## [WRITTEN TASK]
Return all of the entries word for word, but omit the pictures they contain.

Stored data entries
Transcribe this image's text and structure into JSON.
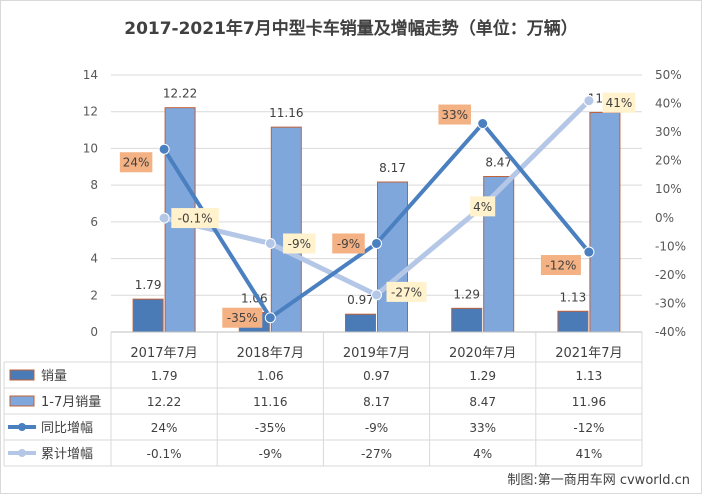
{
  "colors": {
    "sales_bar": "#4a7bb7",
    "cumulative_bar": "#7fa7dc",
    "bar_border": "#c0603a",
    "yoy_line": "#4a7fc0",
    "cum_line": "#b4c7e7",
    "yoy_label_bg": "#f4b183",
    "cum_label_bg": "#fff2cc",
    "grid": "#d9d9d9"
  },
  "chart_data": {
    "type": "bar",
    "title": "2017-2021年7月中型卡车销量及增幅走势（单位：万辆）",
    "categories": [
      "2017年7月",
      "2018年7月",
      "2019年7月",
      "2020年7月",
      "2021年7月"
    ],
    "series": [
      {
        "name": "销量",
        "kind": "bar",
        "axis": "left",
        "values": [
          1.79,
          1.06,
          0.97,
          1.29,
          1.13
        ],
        "labels": [
          "1.79",
          "1.06",
          "0.97",
          "1.29",
          "1.13"
        ]
      },
      {
        "name": "1-7月销量",
        "kind": "bar",
        "axis": "left",
        "values": [
          12.22,
          11.16,
          8.17,
          8.47,
          11.96
        ],
        "labels": [
          "12.22",
          "11.16",
          "8.17",
          "8.47",
          "11.96"
        ]
      },
      {
        "name": "同比增幅",
        "kind": "line",
        "axis": "right",
        "values": [
          24,
          -35,
          -9,
          33,
          -12
        ],
        "labels": [
          "24%",
          "-35%",
          "-9%",
          "33%",
          "-12%"
        ]
      },
      {
        "name": "累计增幅",
        "kind": "line",
        "axis": "right",
        "values": [
          -0.1,
          -9,
          -27,
          4,
          41
        ],
        "labels": [
          "-0.1%",
          "-9%",
          "-27%",
          "4%",
          "41%"
        ]
      }
    ],
    "ylim_left": [
      0,
      14
    ],
    "yticks_left": [
      "0",
      "2",
      "4",
      "6",
      "8",
      "10",
      "12",
      "14"
    ],
    "ylim_right": [
      -40,
      50
    ],
    "yticks_right": [
      "-40%",
      "-30%",
      "-20%",
      "-10%",
      "0%",
      "10%",
      "20%",
      "30%",
      "40%",
      "50%"
    ],
    "grid": true,
    "legend": "data-table"
  },
  "credit": "制图:第一商用车网 cvworld.cn"
}
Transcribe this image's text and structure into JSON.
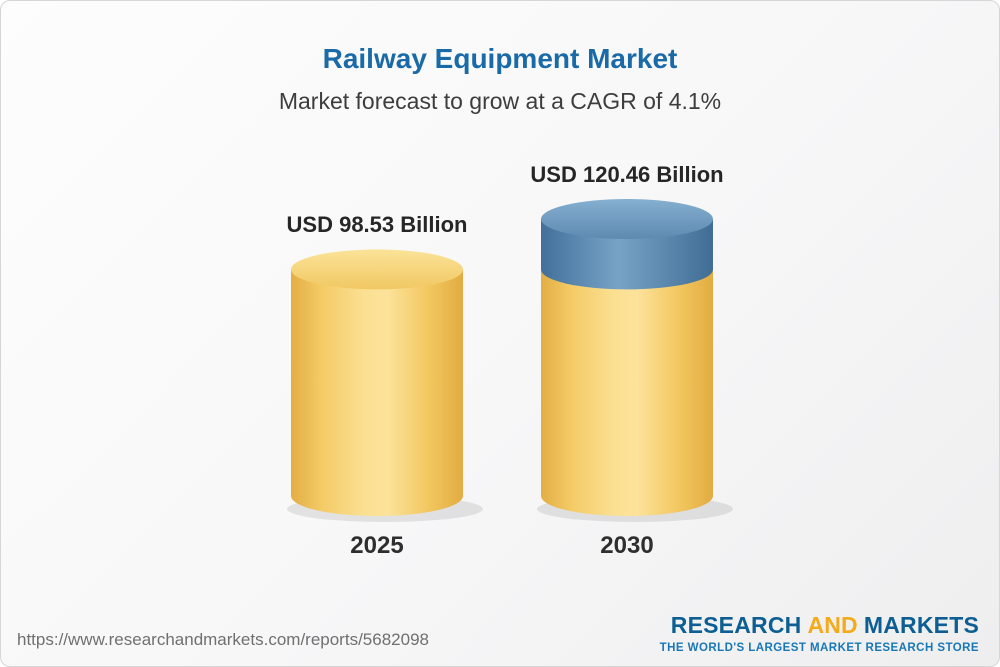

## [EXPECTED ANSWER]
Transcribe this image's text and structure into JSON.
{
  "colors": {
    "sales_bar": "#4a7bb7",
    "cumulative_bar": "#7fa7dc",
    "bar_border": "#c0603a",
    "yoy_line": "#4a7fc0",
    "cum_line": "#b4c7e7",
    "yoy_label_bg": "#f4b183",
    "cum_label_bg": "#fff2cc",
    "grid": "#d9d9d9"
  },
  "chart_data": {
    "type": "bar",
    "title": "2017-2021年7月中型卡车销量及增幅走势（单位：万辆）",
    "categories": [
      "2017年7月",
      "2018年7月",
      "2019年7月",
      "2020年7月",
      "2021年7月"
    ],
    "series": [
      {
        "name": "销量",
        "kind": "bar",
        "axis": "left",
        "values": [
          1.79,
          1.06,
          0.97,
          1.29,
          1.13
        ],
        "labels": [
          "1.79",
          "1.06",
          "0.97",
          "1.29",
          "1.13"
        ]
      },
      {
        "name": "1-7月销量",
        "kind": "bar",
        "axis": "left",
        "values": [
          12.22,
          11.16,
          8.17,
          8.47,
          11.96
        ],
        "labels": [
          "12.22",
          "11.16",
          "8.17",
          "8.47",
          "11.96"
        ]
      },
      {
        "name": "同比增幅",
        "kind": "line",
        "axis": "right",
        "values": [
          24,
          -35,
          -9,
          33,
          -12
        ],
        "labels": [
          "24%",
          "-35%",
          "-9%",
          "33%",
          "-12%"
        ]
      },
      {
        "name": "累计增幅",
        "kind": "line",
        "axis": "right",
        "values": [
          -0.1,
          -9,
          -27,
          4,
          41
        ],
        "labels": [
          "-0.1%",
          "-9%",
          "-27%",
          "4%",
          "41%"
        ]
      }
    ],
    "ylim_left": [
      0,
      14
    ],
    "yticks_left": [
      "0",
      "2",
      "4",
      "6",
      "8",
      "10",
      "12",
      "14"
    ],
    "ylim_right": [
      -40,
      50
    ],
    "yticks_right": [
      "-40%",
      "-30%",
      "-20%",
      "-10%",
      "0%",
      "10%",
      "20%",
      "30%",
      "40%",
      "50%"
    ],
    "grid": true,
    "legend": "data-table"
  },
  "credit": "制图:第一商用车网 cvworld.cn"
}
Transcribe this image's text and structure into JSON.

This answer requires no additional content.